[Problem to solve] The entries are to be returned exactly, with images left out.

[Source data]
════════════════

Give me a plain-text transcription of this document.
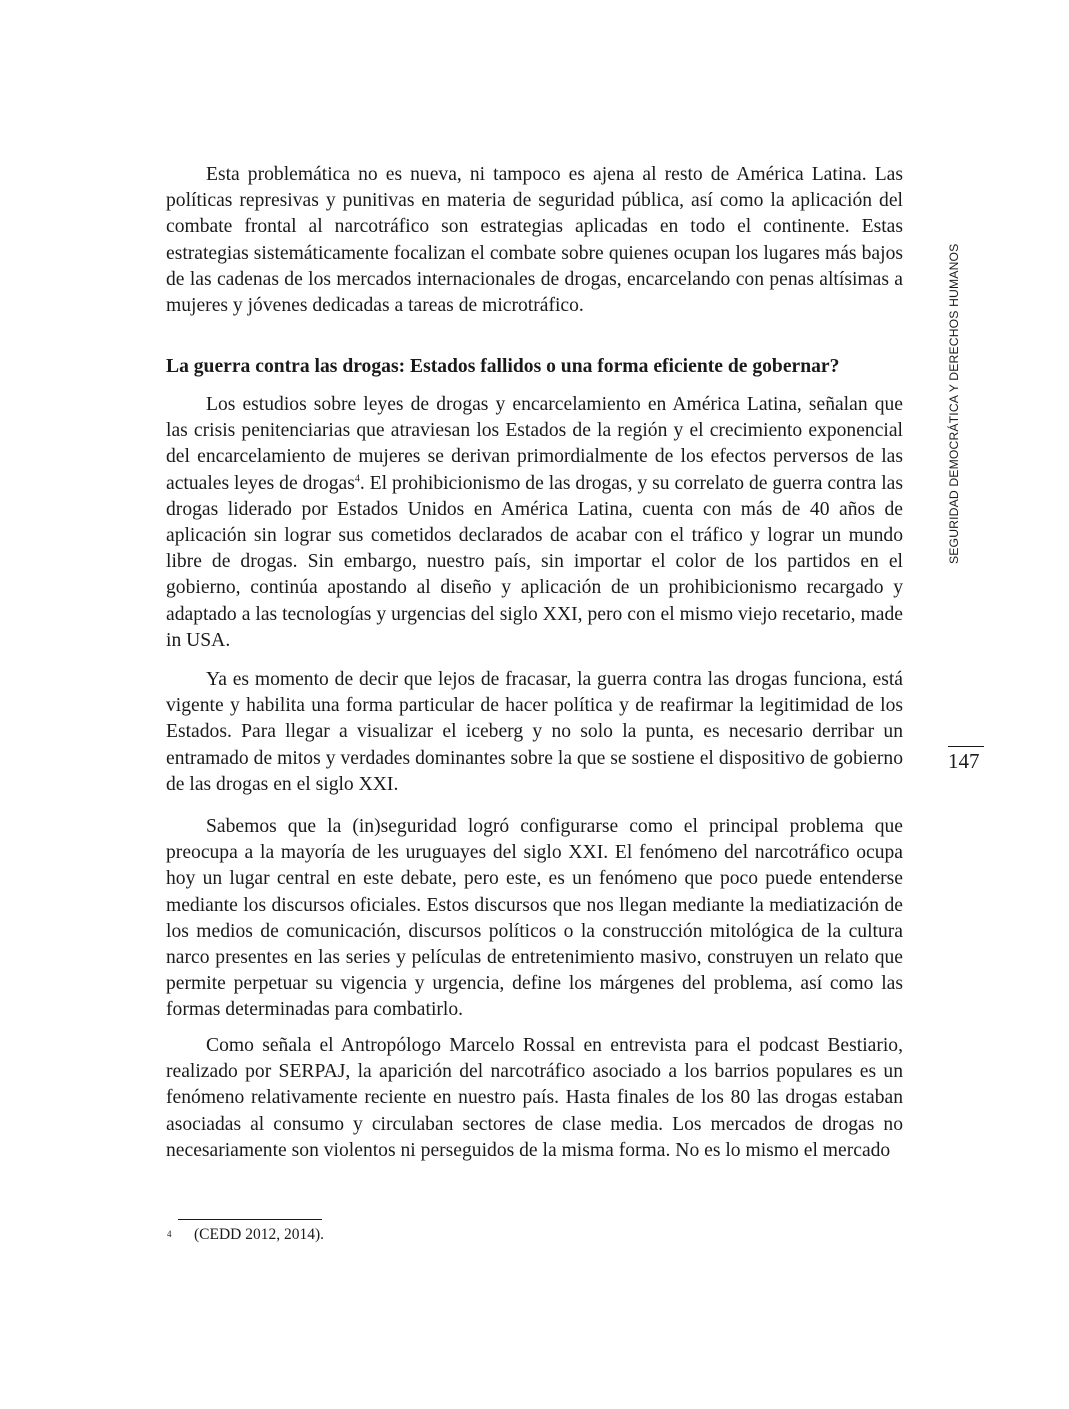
Esta problemática no es nueva, ni tampoco es ajena al resto de América Latina. Las políticas represivas y punitivas en materia de seguridad pública, así como la aplicación del combate frontal al narcotráfico son estrategias aplicadas en todo el continente. Estas estrategias sistemáticamente focalizan el combate sobre quienes ocupan los lugares más bajos de las cadenas de los mercados internacionales de drogas, encarcelando con penas altísimas a mujeres y jóvenes dedicadas a tareas de microtráfico.

La guerra contra las drogas: Estados fallidos o una forma eficiente de gobernar?

Los estudios sobre leyes de drogas y encarcelamiento en América Latina, señalan que las crisis penitenciarias que atraviesan los Estados de la región y el crecimiento exponencial del encarcelamiento de mujeres se derivan primordialmente de los efectos perversos de las actuales leyes de drogas$^4$. El prohibicionismo de las drogas, y su correlato de guerra contra las drogas liderado por Estados Unidos en América Latina, cuenta con más de 40 años de aplicación sin lograr sus cometidos declarados de acabar con el tráfico y lograr un mundo libre de drogas. Sin embargo, nuestro país, sin importar el color de los partidos en el gobierno, continúa apostando al diseño y aplicación de un prohibicionismo recargado y adaptado a las tecnologías y urgencias del siglo XXI, pero con el mismo viejo recetario, made in USA.

Ya es momento de decir que lejos de fracasar, la guerra contra las drogas funciona, está vigente y habilita una forma particular de hacer política y de reafirmar la legitimidad de los Estados. Para llegar a visualizar el iceberg y no solo la punta, es necesario derribar un entramado de mitos y verdades dominantes sobre la que se sostiene el dispositivo de gobierno de las drogas en el siglo XXI.

Sabemos que la (in)seguridad logró configurarse como el principal problema que preocupa a la mayoría de les uruguayes del siglo XXI. El fenómeno del narcotráfico ocupa hoy un lugar central en este debate, pero este, es un fenómeno que poco puede entenderse mediante los discursos oficiales. Estos discursos que nos llegan mediante la mediatización de los medios de comunicación, discursos políticos o la construcción mitológica de la cultura narco presentes en las series y películas de entretenimiento masivo, construyen un relato que permite perpetuar su vigencia y urgencia, define los márgenes del problema, así como las formas determinadas para combatirlo.

Como señala el Antropólogo Marcelo Rossal en entrevista para el podcast Bestiario, realizado por SERPAJ, la aparición del narcotráfico asociado a los barrios populares es un fenómeno relativamente reciente en nuestro país. Hasta finales de los 80 las drogas estaban asociadas al consumo y circulaban sectores de clase media. Los mercados de drogas no necesariamente son violentos ni perseguidos de la misma forma. No es lo mismo el mercado

SEGURIDAD DEMOCRÁTICA Y DERECHOS HUMANOS
147
4 (CEDD 2012, 2014).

════════════════

[Written solution]
Give me a plain-text transcription of this document.
Esta problemática no es nueva, ni tampoco es ajena al resto de América Latina. Las políticas represivas y punitivas en materia de seguridad pública, así como la aplicación del combate frontal al narcotráfico son estrategias aplicadas en todo el continente. Estas estrategias sistemáticamente focalizan el combate sobre quienes ocupan los lugares más bajos de las cadenas de los mercados internacionales de drogas, encarcelando con penas altísimas a mujeres y jóvenes dedicadas a tareas de microtráfico.

La guerra contra las drogas: Estados fallidos o una forma eficiente de gobernar?

Los estudios sobre leyes de drogas y encarcelamiento en América Latina, señalan que las crisis penitenciarias que atraviesan los Estados de la región y el crecimiento exponencial del encarcelamiento de mujeres se derivan primordialmente de los efectos perversos de las actuales leyes de drogas$^4$. El prohibicionismo de las drogas, y su correlato de guerra contra las drogas liderado por Estados Unidos en América Latina, cuenta con más de 40 años de aplicación sin lograr sus cometidos declarados de acabar con el tráfico y lograr un mundo libre de drogas. Sin embargo, nuestro país, sin importar el color de los partidos en el gobierno, continúa apostando al diseño y aplicación de un prohibicionismo recargado y adaptado a las tecnologías y urgencias del siglo XXI, pero con el mismo viejo recetario, made in USA.

Ya es momento de decir que lejos de fracasar, la guerra contra las drogas funciona, está vigente y habilita una forma particular de hacer política y de reafirmar la legitimidad de los Estados. Para llegar a visualizar el iceberg y no solo la punta, es necesario derribar un entramado de mitos y verdades dominantes sobre la que se sostiene el dispositivo de gobierno de las drogas en el siglo XXI.

Sabemos que la (in)seguridad logró configurarse como el principal problema que preocupa a la mayoría de les uruguayes del siglo XXI. El fenómeno del narcotráfico ocupa hoy un lugar central en este debate, pero este, es un fenómeno que poco puede entenderse mediante los discursos oficiales. Estos discursos que nos llegan mediante la mediatización de los medios de comunicación, discursos políticos o la construcción mitológica de la cultura narco presentes en las series y películas de entretenimiento masivo, construyen un relato que permite perpetuar su vigencia y urgencia, define los márgenes del problema, así como las formas determinadas para combatirlo.

Como señala el Antropólogo Marcelo Rossal en entrevista para el podcast Bestiario, realizado por SERPAJ, la aparición del narcotráfico asociado a los barrios populares es un fenómeno relativamente reciente en nuestro país. Hasta finales de los 80 las drogas estaban asociadas al consumo y circulaban sectores de clase media. Los mercados de drogas no necesariamente son violentos ni perseguidos de la misma forma. No es lo mismo el mercado

SEGURIDAD DEMOCRÁTICA Y DERECHOS HUMANOS
147
4 (CEDD 2012, 2014).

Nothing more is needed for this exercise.